Go through the records and copy each line where the word "image" occurs.

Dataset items
+++

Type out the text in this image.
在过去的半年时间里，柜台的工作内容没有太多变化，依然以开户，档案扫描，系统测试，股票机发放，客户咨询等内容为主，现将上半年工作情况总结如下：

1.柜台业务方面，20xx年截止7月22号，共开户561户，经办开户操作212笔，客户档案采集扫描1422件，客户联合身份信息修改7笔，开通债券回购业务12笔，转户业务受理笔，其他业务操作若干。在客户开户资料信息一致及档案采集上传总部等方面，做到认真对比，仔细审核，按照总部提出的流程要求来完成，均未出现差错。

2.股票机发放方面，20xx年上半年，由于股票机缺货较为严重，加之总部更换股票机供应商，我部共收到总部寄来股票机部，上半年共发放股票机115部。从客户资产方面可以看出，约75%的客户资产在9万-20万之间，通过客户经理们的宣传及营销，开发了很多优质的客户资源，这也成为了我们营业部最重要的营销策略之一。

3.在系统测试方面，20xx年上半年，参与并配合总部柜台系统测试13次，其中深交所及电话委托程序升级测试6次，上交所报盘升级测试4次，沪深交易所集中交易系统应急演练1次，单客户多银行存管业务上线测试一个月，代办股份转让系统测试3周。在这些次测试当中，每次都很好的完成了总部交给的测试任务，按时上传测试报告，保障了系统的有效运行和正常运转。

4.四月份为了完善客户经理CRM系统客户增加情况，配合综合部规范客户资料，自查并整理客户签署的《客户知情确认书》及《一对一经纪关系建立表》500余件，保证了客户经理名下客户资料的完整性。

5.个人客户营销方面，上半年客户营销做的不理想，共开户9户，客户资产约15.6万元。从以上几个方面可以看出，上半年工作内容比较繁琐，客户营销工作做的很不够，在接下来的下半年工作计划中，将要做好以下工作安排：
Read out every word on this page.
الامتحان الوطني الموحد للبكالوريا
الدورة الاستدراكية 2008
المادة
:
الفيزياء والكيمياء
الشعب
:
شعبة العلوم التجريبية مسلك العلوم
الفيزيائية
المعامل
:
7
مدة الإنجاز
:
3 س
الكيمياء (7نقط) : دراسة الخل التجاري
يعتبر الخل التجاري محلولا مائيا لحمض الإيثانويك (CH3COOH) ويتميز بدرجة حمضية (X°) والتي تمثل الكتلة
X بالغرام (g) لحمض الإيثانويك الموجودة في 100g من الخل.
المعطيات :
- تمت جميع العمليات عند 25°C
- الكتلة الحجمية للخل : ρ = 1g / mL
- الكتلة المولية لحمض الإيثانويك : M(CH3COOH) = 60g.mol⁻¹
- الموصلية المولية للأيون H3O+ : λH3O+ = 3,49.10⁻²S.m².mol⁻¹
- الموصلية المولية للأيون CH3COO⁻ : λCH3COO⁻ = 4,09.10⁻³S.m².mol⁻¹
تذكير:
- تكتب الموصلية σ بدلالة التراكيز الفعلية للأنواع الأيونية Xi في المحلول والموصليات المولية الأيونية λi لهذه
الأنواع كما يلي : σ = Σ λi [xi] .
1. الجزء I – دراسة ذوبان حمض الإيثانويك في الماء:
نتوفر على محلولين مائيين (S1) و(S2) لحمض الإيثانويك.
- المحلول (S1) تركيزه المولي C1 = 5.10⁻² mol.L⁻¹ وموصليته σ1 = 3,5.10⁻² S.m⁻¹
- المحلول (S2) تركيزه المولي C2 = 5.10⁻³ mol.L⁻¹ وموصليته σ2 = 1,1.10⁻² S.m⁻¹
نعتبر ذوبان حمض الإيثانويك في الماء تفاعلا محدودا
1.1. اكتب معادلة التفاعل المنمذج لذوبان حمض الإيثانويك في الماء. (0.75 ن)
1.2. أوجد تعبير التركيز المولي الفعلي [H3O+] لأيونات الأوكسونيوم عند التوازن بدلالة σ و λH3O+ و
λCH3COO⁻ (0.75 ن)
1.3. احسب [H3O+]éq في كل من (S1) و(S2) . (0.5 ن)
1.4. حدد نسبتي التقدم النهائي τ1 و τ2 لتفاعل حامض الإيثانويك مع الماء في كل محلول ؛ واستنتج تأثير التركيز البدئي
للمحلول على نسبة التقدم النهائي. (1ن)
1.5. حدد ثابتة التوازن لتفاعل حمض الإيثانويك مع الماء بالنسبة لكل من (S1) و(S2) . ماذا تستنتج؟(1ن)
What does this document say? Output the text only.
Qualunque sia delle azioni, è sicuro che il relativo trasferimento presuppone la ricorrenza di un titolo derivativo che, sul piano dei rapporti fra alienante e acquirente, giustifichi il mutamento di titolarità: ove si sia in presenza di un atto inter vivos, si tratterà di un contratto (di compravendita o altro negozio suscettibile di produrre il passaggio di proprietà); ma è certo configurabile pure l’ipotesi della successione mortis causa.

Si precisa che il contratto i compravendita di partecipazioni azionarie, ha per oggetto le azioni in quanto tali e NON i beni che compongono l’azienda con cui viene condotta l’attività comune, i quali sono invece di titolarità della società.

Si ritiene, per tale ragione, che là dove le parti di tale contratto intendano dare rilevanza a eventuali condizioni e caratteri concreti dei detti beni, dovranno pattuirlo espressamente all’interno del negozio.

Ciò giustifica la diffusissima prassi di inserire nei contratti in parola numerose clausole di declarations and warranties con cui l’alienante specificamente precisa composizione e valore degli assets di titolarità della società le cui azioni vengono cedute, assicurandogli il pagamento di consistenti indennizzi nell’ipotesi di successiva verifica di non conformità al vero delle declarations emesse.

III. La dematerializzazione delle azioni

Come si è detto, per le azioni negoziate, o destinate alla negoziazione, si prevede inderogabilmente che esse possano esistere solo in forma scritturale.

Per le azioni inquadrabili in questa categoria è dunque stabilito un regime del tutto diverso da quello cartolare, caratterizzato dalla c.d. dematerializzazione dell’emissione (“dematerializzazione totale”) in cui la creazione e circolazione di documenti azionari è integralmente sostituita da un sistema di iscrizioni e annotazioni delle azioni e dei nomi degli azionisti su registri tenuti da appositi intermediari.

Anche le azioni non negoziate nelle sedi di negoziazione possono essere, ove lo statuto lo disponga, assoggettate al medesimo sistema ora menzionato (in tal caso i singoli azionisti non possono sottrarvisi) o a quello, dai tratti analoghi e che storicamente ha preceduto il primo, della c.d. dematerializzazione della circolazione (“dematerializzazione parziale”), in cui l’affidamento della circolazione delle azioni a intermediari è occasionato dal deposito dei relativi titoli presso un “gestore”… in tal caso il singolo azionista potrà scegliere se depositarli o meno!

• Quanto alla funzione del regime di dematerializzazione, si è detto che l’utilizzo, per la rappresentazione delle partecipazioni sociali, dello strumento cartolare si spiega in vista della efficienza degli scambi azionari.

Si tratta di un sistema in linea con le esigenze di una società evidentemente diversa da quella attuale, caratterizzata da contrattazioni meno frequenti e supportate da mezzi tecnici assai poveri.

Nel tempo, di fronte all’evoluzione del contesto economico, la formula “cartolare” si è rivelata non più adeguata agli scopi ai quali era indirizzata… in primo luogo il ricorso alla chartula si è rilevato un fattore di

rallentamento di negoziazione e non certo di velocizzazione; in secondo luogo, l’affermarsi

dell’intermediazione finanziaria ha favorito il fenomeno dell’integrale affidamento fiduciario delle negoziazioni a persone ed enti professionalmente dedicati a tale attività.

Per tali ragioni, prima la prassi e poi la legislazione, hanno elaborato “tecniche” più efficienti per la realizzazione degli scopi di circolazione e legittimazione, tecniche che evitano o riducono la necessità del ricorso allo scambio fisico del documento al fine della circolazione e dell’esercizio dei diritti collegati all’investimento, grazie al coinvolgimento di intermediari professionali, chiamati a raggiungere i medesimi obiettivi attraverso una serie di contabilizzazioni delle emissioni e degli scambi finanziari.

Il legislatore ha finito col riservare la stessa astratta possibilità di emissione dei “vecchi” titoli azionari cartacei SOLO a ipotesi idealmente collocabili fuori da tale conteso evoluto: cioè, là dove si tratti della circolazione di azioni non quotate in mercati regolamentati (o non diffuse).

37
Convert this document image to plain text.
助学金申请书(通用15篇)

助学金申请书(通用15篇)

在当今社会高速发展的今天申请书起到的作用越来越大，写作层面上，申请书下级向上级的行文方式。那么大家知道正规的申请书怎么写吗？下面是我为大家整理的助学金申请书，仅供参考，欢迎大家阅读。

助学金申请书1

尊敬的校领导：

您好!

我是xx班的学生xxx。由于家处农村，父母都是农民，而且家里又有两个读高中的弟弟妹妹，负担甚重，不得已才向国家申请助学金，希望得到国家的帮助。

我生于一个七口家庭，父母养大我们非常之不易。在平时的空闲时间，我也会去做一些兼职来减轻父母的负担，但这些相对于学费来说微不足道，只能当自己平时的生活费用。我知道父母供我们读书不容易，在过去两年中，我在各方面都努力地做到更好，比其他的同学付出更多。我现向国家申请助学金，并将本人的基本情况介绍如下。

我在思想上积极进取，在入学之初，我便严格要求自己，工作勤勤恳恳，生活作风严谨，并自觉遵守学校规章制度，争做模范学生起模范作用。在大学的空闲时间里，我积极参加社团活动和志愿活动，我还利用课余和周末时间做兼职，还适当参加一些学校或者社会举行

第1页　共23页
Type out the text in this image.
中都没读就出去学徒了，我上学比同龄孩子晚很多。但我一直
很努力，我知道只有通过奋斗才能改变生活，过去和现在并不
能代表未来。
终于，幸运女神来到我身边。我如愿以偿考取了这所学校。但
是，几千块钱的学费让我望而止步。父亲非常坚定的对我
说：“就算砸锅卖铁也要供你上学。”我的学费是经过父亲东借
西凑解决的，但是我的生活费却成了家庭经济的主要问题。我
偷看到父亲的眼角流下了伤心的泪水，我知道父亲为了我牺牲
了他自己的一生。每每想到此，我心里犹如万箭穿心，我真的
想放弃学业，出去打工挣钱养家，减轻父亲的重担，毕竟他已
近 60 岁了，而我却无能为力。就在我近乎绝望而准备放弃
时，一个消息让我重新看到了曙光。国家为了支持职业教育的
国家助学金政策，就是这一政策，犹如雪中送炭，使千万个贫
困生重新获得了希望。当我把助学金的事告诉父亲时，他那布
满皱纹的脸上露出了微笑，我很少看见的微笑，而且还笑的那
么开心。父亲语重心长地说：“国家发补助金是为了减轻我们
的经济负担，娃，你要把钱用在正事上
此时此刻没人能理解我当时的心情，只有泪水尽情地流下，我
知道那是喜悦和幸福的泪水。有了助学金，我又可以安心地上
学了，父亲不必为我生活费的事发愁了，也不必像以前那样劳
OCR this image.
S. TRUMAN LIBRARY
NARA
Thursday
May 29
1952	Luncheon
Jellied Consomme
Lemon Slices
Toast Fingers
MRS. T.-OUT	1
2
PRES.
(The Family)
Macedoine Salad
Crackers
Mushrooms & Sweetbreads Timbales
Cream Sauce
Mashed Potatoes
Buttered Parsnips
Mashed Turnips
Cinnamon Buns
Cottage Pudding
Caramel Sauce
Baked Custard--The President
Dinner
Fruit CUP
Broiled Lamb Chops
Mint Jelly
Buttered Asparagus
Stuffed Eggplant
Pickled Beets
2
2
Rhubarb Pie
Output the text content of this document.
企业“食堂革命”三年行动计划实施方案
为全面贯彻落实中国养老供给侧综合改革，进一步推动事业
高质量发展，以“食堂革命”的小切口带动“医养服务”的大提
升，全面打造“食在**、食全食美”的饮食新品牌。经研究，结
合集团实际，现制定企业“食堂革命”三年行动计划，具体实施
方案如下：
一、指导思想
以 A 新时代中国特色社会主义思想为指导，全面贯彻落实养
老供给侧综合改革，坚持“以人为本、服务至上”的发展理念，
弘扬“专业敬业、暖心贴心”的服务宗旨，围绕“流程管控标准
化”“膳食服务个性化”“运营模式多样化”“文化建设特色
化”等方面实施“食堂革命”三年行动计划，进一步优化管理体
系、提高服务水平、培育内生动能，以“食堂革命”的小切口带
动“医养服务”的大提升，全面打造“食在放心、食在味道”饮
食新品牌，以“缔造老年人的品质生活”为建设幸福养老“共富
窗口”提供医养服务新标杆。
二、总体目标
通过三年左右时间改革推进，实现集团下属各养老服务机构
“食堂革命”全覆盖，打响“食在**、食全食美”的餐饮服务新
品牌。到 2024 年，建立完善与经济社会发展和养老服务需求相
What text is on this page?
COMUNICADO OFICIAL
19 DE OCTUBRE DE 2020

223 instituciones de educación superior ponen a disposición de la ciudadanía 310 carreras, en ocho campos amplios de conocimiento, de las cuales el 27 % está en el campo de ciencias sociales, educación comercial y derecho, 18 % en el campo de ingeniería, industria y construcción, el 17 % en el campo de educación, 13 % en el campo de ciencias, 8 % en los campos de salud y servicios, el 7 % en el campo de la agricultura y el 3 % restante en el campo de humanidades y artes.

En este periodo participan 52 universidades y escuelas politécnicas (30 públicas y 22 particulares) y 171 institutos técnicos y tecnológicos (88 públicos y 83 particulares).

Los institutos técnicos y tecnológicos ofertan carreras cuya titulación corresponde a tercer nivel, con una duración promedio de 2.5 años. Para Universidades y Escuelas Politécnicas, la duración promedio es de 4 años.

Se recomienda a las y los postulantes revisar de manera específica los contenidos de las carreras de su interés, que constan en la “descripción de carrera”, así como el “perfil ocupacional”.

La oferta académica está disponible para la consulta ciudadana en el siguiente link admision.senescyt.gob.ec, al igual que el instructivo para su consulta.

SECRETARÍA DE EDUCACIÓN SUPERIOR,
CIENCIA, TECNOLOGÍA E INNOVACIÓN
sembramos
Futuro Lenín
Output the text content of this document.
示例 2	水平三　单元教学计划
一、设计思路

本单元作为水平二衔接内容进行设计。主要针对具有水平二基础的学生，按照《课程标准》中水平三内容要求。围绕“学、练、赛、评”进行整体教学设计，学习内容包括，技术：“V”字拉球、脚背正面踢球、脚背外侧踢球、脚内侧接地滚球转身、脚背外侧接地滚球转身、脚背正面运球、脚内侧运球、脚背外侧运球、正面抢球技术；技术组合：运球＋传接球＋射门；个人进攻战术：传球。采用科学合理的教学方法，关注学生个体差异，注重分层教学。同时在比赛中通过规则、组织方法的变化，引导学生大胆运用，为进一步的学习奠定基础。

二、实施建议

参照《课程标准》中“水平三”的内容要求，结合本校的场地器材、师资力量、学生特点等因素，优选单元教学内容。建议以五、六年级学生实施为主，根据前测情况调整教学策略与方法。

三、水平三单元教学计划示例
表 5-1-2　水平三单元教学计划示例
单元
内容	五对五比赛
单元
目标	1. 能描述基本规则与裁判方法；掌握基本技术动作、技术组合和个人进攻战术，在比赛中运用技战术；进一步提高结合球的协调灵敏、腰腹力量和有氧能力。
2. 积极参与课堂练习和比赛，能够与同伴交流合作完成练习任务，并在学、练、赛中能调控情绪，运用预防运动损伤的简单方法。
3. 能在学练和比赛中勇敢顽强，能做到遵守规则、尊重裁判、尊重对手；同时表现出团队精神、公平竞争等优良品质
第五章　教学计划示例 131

+++

Answer to this task »
Type out the text in this image.
Convert this document image to plain text.
Type out the text in this image.
OCR this image.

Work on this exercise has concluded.